**GIVEN EXERCISE:**
Pick out the lines below that include the string "this".

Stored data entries
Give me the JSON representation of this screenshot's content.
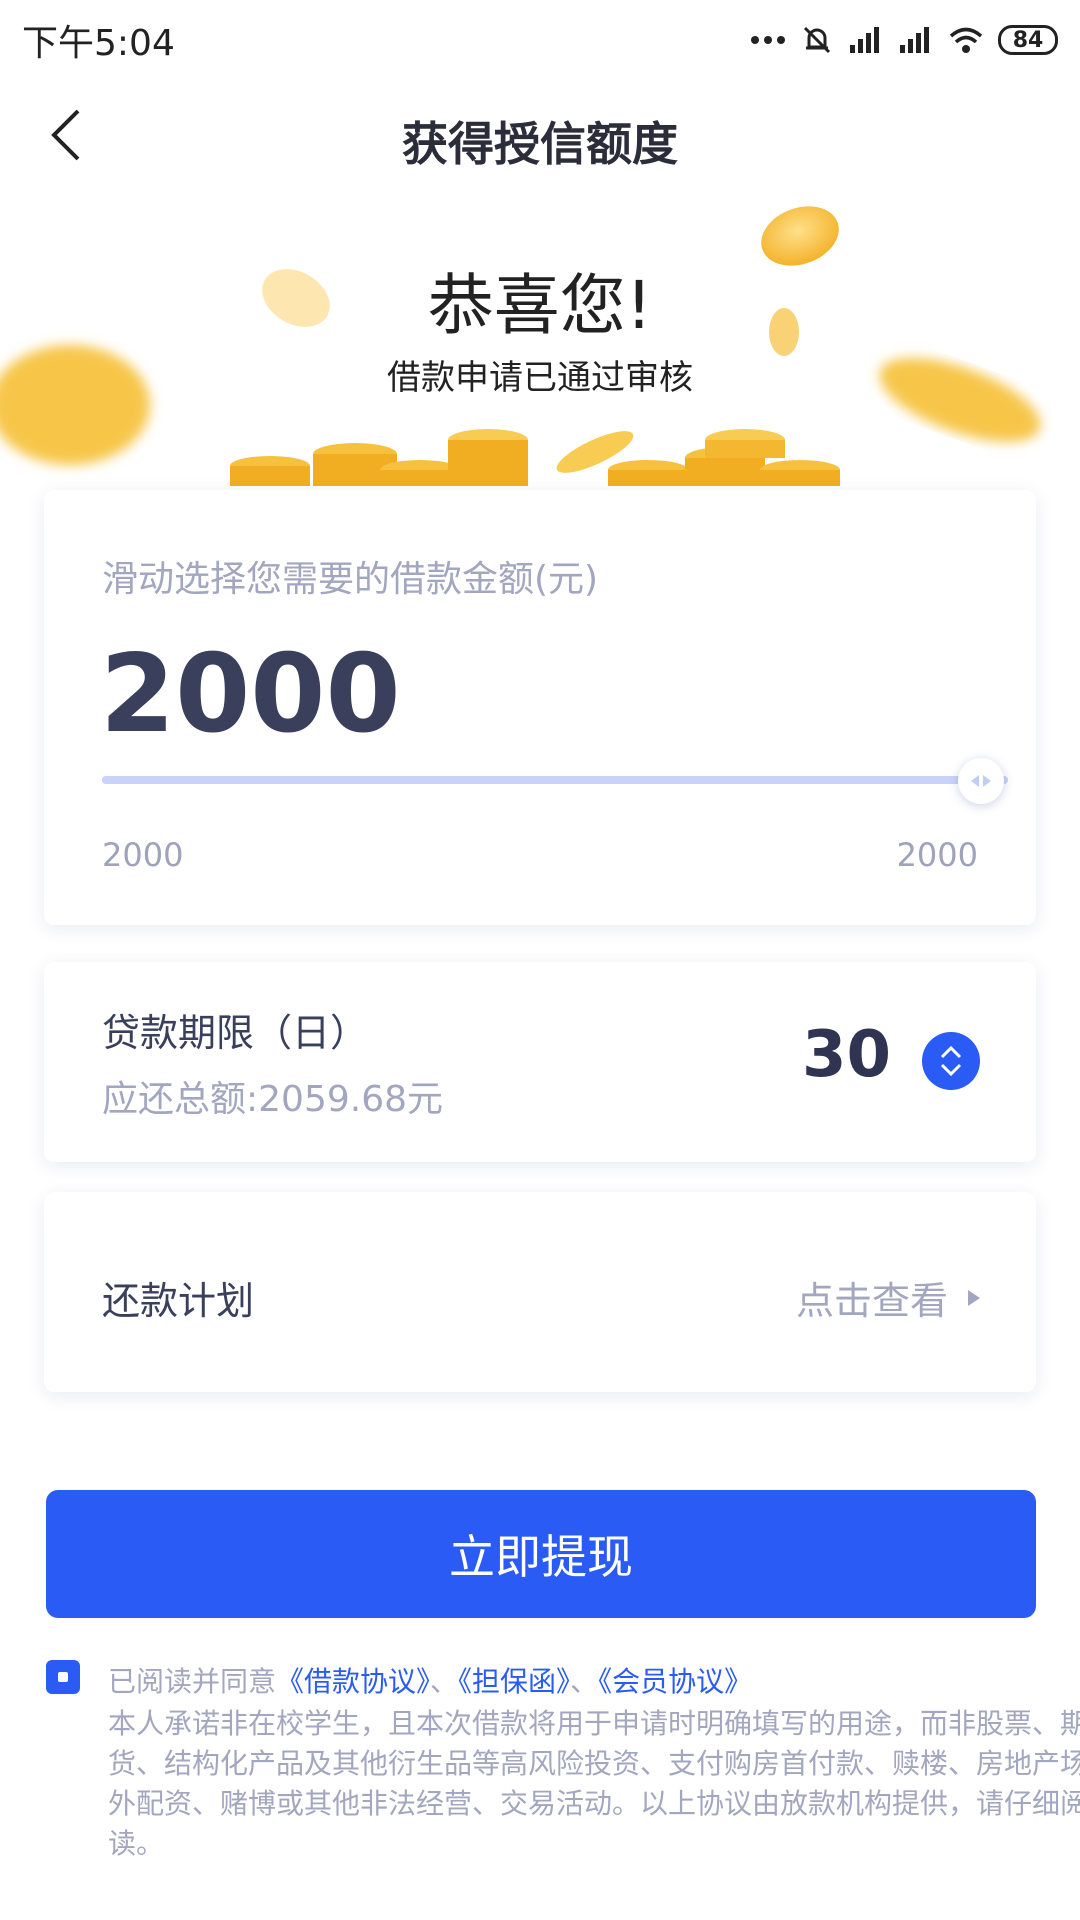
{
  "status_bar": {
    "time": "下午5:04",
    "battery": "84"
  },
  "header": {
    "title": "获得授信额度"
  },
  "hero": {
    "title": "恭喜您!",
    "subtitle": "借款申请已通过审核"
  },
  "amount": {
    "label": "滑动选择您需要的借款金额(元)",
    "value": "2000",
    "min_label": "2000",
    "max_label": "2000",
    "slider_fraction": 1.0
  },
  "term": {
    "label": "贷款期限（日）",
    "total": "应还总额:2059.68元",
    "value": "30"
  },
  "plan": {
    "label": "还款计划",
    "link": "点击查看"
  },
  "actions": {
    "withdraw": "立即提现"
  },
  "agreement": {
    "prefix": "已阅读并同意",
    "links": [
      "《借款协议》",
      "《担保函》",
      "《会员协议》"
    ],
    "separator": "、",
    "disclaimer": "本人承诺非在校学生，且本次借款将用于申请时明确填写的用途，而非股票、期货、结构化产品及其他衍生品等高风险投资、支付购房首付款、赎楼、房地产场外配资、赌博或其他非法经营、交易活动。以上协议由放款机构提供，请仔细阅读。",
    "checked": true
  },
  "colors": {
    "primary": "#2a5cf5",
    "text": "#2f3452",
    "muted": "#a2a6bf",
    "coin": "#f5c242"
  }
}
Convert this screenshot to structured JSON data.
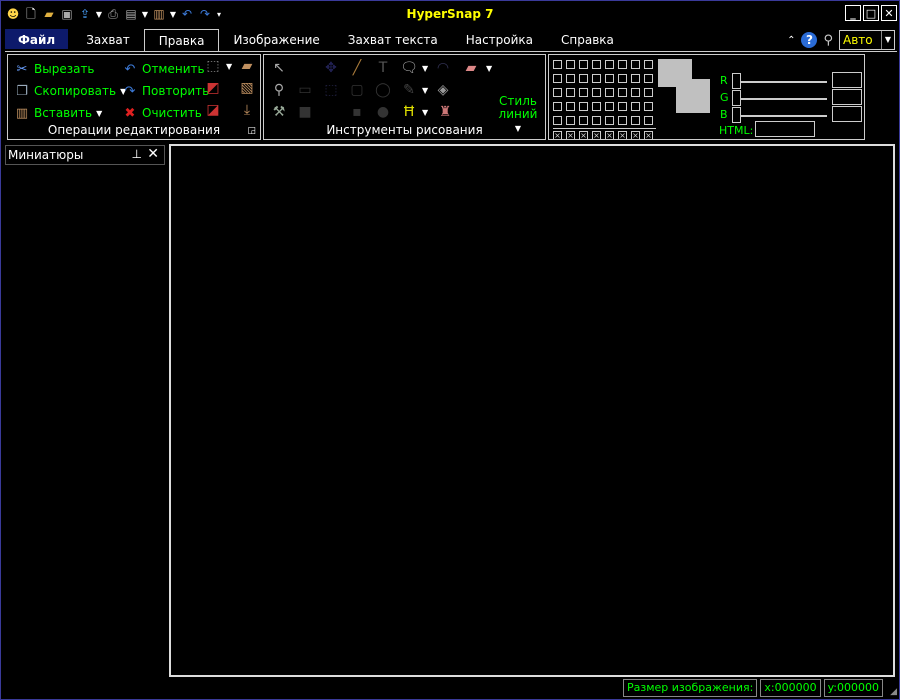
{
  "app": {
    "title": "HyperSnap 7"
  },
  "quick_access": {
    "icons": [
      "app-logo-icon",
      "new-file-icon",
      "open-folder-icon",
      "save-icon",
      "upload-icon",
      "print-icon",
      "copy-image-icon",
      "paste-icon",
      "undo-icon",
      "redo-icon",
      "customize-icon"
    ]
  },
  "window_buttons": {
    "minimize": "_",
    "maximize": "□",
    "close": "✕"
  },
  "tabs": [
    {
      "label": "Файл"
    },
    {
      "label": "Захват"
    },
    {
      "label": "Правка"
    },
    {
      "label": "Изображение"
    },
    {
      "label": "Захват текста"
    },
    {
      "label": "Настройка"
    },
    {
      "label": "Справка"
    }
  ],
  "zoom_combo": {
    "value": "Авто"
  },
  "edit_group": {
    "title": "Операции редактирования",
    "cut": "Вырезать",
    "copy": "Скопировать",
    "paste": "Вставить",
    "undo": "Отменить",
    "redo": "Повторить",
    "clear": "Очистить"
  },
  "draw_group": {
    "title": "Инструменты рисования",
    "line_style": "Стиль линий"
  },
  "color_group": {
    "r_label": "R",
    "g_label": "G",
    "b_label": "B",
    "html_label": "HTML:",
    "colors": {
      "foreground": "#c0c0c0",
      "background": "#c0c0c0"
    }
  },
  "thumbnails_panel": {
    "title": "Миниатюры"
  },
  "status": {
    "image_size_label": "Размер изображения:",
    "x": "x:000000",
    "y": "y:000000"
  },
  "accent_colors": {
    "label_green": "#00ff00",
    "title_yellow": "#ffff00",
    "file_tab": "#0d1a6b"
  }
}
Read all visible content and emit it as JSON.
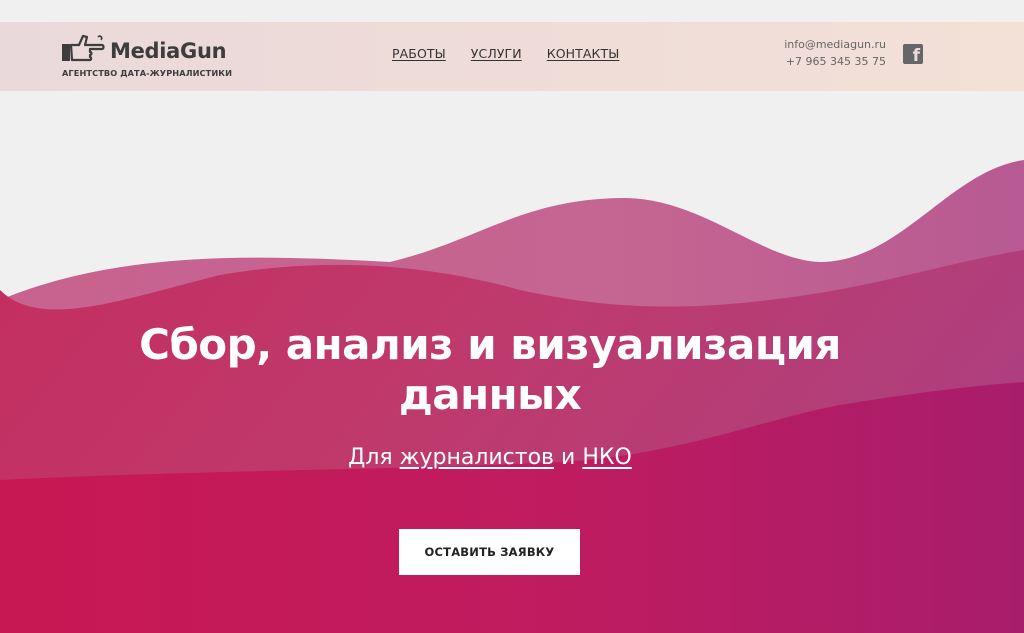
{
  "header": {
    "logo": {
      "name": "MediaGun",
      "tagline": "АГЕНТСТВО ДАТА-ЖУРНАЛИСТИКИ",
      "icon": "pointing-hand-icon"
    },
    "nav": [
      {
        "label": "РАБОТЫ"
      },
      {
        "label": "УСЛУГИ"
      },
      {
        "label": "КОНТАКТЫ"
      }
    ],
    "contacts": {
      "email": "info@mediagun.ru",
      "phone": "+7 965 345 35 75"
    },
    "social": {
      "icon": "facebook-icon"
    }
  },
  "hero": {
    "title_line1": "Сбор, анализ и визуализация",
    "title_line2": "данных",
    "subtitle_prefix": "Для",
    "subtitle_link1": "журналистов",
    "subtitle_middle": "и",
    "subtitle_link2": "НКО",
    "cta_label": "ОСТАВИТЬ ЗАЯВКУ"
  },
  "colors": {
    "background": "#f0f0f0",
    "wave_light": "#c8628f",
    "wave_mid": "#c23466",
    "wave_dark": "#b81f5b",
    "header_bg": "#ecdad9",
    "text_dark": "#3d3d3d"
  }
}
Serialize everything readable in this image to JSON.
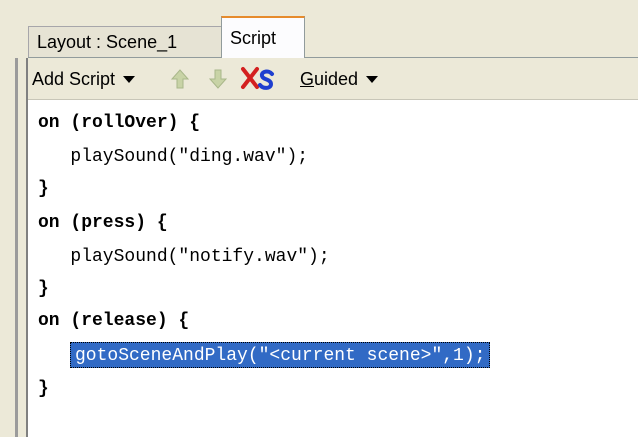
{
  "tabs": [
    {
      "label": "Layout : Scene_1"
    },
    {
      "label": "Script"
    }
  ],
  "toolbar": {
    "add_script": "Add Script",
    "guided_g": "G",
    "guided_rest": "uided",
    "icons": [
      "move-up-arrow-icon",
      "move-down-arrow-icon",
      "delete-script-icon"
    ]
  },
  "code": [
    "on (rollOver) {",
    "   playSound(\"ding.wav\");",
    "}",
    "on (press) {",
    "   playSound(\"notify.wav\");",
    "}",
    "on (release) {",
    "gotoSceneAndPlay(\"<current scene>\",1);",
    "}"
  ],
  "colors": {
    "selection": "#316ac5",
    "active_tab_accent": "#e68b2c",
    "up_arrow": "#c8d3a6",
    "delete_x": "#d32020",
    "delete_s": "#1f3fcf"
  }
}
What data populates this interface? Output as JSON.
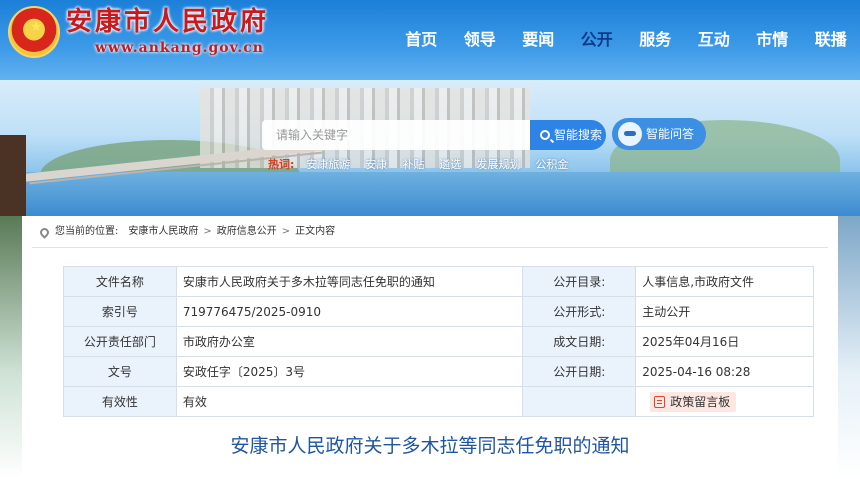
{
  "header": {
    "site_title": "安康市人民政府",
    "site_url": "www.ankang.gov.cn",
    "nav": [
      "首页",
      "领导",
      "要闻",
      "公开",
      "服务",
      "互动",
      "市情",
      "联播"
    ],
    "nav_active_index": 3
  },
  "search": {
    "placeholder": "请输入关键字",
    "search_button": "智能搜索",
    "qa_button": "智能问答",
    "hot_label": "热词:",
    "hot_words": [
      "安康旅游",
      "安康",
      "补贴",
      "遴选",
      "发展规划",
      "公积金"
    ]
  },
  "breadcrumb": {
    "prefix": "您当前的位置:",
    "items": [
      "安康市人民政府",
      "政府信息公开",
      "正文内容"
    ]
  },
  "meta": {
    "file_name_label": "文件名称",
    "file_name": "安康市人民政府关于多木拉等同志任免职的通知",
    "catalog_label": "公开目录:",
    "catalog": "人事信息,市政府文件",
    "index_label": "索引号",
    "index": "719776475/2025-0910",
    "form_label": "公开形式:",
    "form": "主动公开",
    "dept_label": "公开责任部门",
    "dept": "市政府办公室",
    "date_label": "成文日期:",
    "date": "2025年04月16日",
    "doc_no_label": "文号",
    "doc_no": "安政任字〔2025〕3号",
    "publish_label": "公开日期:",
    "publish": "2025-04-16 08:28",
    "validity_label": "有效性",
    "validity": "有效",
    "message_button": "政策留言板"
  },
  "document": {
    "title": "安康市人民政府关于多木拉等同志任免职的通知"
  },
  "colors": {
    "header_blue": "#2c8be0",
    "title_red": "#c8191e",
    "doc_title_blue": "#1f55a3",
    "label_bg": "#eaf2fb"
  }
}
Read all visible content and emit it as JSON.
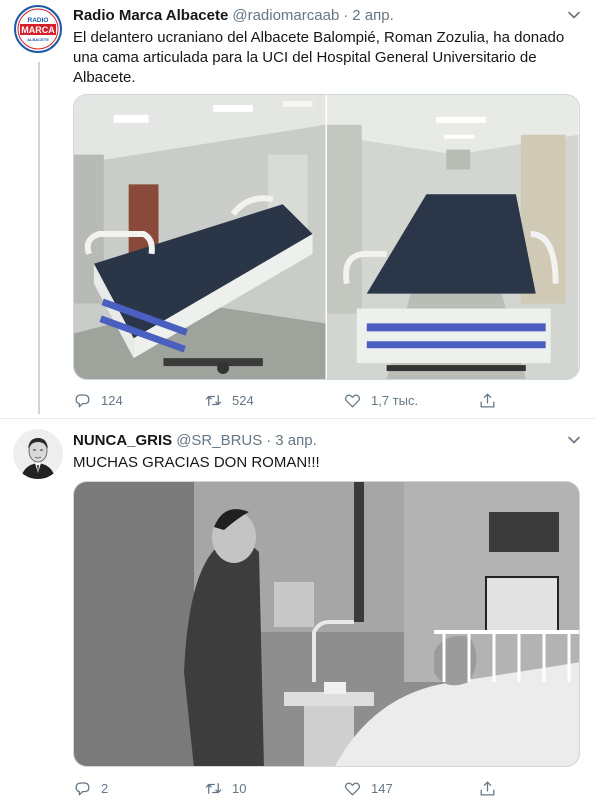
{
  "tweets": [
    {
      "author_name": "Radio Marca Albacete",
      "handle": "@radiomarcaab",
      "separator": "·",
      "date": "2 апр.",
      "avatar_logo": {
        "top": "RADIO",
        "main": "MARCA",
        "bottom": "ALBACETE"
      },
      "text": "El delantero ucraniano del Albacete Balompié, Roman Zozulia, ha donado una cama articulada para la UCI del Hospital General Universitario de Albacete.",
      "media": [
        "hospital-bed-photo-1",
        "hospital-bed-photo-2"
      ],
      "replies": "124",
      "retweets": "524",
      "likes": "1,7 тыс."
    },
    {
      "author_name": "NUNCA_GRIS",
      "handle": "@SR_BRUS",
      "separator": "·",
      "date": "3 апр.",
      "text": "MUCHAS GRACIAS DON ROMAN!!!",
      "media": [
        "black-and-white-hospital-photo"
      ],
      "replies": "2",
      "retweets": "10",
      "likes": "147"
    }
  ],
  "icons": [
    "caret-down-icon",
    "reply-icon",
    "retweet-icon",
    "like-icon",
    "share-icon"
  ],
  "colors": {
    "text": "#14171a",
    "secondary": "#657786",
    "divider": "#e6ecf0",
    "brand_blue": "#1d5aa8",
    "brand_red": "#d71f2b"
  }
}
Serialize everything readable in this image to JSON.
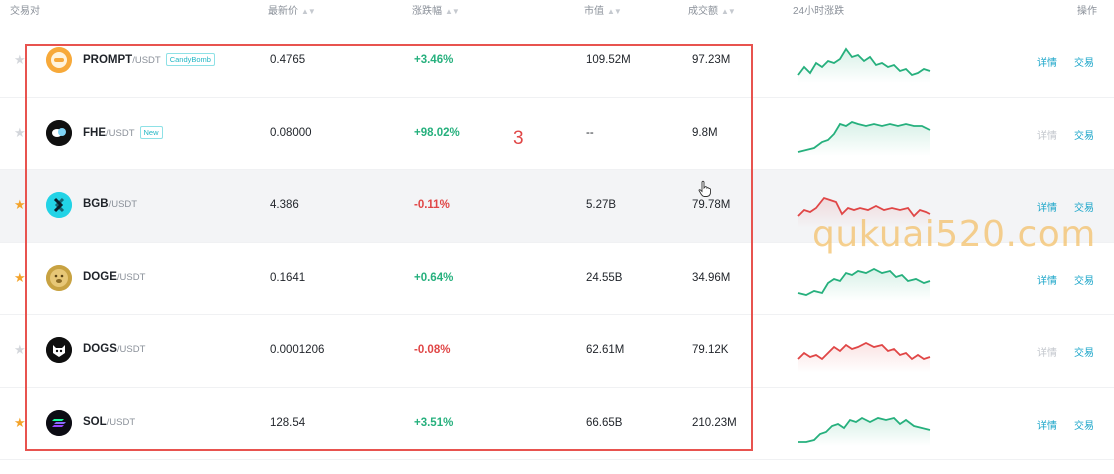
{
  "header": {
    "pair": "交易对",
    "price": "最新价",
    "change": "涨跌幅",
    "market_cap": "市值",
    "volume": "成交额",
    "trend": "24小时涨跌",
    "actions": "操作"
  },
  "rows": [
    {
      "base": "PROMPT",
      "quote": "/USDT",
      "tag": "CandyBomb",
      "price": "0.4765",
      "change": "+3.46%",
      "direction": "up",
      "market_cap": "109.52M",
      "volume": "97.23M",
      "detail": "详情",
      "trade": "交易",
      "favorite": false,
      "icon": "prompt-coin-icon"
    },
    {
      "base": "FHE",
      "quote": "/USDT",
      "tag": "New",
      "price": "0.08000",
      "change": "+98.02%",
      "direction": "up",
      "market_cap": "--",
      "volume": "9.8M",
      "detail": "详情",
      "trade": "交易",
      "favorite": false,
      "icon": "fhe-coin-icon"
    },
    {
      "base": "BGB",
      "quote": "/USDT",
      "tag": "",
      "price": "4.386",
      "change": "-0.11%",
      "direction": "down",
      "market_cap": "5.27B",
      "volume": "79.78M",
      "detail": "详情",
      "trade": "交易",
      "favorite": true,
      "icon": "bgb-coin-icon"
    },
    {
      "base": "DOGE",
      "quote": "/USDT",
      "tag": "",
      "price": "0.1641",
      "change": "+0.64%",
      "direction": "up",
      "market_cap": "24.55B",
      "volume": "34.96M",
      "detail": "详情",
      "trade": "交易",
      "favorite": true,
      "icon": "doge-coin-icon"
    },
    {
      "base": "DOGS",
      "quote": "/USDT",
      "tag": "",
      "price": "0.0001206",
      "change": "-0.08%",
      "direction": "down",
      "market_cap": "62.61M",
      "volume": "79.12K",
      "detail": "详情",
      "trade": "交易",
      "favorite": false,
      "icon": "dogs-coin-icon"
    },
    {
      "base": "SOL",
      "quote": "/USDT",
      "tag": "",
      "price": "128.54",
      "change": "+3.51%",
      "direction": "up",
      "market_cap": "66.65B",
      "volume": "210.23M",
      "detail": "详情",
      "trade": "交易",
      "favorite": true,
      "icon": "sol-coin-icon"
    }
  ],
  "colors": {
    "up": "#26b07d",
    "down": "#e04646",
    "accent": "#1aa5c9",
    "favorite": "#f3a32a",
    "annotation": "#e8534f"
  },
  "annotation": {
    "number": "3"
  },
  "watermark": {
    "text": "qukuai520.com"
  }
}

**EXERCISE RESPONSE:**
Give me the JSON representation of this screenshot's content.
Convert this screenshot to structured JSON data.
Serialize everything readable in this image to JSON.
What data populates this interface? Output as JSON.
Serialize everything readable in this image to JSON.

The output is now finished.